> **Brief**: Locate each line of the material that contains "waveform", then return it.
--- start Data for this exercise ---
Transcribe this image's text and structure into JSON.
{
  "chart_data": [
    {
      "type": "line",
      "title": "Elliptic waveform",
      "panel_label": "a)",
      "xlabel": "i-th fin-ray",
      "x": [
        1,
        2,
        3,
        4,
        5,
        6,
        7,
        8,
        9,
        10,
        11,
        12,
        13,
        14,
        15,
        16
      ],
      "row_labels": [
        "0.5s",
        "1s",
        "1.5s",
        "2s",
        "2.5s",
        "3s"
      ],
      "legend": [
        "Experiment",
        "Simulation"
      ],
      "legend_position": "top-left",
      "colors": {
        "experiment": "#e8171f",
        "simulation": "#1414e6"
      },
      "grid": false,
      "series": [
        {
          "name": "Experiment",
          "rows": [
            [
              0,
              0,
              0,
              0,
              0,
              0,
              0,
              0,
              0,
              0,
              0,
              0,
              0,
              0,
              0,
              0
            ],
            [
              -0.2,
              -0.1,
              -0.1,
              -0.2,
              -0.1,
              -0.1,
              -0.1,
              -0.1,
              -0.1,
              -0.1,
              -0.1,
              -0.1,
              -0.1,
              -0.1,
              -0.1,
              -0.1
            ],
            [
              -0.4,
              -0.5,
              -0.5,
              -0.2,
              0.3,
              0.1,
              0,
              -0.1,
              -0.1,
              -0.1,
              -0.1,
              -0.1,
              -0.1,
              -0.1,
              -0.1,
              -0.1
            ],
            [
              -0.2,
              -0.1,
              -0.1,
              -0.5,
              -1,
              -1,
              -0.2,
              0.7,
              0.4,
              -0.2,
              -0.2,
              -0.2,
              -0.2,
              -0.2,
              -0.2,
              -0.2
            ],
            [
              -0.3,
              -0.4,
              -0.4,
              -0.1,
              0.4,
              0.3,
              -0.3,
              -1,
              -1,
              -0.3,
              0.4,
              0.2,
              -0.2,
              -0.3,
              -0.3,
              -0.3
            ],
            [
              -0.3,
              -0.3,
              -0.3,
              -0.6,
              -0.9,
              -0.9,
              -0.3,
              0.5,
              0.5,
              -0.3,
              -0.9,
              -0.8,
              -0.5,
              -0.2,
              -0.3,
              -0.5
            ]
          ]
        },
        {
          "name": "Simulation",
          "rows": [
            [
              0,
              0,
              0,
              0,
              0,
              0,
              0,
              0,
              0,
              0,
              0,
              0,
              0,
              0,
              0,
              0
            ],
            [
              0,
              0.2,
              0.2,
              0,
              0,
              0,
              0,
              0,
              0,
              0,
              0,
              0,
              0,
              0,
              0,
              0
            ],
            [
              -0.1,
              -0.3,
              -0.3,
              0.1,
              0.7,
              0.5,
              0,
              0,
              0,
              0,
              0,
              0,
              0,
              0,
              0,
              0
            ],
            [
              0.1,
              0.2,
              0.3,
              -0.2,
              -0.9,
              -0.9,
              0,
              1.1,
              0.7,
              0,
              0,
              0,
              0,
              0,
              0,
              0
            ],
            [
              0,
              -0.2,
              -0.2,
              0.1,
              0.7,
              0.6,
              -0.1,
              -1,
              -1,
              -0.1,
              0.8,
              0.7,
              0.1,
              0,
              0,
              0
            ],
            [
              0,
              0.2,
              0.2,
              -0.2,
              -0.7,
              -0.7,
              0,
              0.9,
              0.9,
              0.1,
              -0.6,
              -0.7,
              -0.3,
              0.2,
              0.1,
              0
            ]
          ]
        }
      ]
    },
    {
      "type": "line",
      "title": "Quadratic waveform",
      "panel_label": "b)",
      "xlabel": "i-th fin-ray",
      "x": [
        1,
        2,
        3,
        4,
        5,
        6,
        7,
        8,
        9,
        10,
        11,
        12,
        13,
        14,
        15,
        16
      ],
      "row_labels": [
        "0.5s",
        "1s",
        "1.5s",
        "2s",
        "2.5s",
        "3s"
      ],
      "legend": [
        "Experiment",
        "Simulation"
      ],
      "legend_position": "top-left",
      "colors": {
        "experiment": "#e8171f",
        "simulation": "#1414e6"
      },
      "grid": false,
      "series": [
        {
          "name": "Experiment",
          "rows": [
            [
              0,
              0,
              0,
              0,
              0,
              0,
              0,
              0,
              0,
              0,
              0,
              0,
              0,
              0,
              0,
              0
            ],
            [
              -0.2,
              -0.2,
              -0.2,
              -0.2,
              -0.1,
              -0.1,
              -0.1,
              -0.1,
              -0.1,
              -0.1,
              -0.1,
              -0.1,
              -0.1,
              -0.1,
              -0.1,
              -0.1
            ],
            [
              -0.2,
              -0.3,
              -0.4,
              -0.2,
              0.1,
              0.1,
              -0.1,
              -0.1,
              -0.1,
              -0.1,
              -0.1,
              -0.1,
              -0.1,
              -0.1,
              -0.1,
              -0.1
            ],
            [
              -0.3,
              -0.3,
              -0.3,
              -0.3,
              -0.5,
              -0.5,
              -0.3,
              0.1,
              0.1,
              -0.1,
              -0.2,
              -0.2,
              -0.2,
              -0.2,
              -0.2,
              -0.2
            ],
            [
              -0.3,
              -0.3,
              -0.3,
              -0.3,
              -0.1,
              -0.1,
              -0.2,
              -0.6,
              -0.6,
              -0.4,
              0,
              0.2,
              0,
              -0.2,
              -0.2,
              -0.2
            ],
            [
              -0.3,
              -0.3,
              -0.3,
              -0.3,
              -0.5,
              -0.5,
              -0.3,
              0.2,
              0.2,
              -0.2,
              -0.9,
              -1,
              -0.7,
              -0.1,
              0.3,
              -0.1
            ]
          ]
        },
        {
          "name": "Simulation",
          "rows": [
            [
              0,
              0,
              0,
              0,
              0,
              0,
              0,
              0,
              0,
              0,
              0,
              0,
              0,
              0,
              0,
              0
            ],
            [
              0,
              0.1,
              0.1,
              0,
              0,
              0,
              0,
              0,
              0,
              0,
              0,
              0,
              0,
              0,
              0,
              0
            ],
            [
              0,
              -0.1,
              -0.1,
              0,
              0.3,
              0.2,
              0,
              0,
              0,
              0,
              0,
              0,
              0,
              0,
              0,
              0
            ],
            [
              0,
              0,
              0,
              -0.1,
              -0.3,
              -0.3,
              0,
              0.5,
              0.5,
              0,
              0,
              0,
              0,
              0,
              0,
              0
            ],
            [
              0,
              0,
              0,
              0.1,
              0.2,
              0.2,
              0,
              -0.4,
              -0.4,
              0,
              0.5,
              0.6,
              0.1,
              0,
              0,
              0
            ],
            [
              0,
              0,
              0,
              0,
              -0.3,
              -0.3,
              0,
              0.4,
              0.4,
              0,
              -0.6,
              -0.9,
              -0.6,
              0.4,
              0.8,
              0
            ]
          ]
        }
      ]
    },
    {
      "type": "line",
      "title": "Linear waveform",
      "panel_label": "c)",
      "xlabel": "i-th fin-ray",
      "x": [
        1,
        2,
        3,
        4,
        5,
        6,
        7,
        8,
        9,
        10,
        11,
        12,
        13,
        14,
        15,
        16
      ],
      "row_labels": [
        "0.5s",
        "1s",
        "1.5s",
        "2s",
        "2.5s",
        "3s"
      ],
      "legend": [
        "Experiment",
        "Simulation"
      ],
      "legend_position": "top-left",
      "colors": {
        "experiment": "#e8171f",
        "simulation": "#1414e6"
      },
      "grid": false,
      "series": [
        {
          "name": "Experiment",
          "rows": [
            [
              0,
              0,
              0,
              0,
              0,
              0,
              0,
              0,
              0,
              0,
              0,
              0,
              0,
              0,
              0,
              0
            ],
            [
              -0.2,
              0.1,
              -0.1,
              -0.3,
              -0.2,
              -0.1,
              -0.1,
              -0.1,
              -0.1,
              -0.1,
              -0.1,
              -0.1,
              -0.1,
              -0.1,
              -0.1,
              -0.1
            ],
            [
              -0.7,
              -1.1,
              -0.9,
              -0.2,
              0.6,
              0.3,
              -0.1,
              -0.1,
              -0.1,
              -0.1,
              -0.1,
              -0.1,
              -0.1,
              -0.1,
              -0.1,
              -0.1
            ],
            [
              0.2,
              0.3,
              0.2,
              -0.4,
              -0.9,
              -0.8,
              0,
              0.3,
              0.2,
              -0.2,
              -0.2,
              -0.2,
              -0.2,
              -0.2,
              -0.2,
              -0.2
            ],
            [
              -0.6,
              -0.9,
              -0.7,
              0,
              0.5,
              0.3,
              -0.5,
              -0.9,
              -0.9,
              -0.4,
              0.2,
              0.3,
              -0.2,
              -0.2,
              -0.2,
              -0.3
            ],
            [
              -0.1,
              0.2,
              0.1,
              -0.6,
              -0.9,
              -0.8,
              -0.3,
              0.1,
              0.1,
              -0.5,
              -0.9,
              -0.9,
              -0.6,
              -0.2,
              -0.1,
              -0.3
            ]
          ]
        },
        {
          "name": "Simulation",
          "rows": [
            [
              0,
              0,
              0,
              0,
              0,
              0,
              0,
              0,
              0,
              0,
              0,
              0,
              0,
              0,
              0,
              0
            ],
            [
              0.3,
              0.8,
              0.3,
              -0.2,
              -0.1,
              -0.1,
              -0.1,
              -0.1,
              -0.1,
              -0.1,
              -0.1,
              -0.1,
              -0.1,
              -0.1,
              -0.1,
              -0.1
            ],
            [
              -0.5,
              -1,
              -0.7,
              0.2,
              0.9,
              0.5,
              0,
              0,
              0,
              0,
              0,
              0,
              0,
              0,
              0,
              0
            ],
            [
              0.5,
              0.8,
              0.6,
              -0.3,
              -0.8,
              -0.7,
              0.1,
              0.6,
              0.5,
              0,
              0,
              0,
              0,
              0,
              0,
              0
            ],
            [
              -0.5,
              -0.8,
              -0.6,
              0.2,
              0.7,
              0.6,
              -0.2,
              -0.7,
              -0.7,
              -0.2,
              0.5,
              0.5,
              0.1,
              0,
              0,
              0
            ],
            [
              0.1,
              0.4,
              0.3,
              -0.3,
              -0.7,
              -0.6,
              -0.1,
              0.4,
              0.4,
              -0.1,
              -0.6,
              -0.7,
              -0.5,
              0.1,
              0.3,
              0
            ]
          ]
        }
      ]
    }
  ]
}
--- end Data for this exercise ---
> **Exercise result**:
      "title": "Elliptic waveform",
      "title": "Quadratic waveform",
      "title": "Linear waveform",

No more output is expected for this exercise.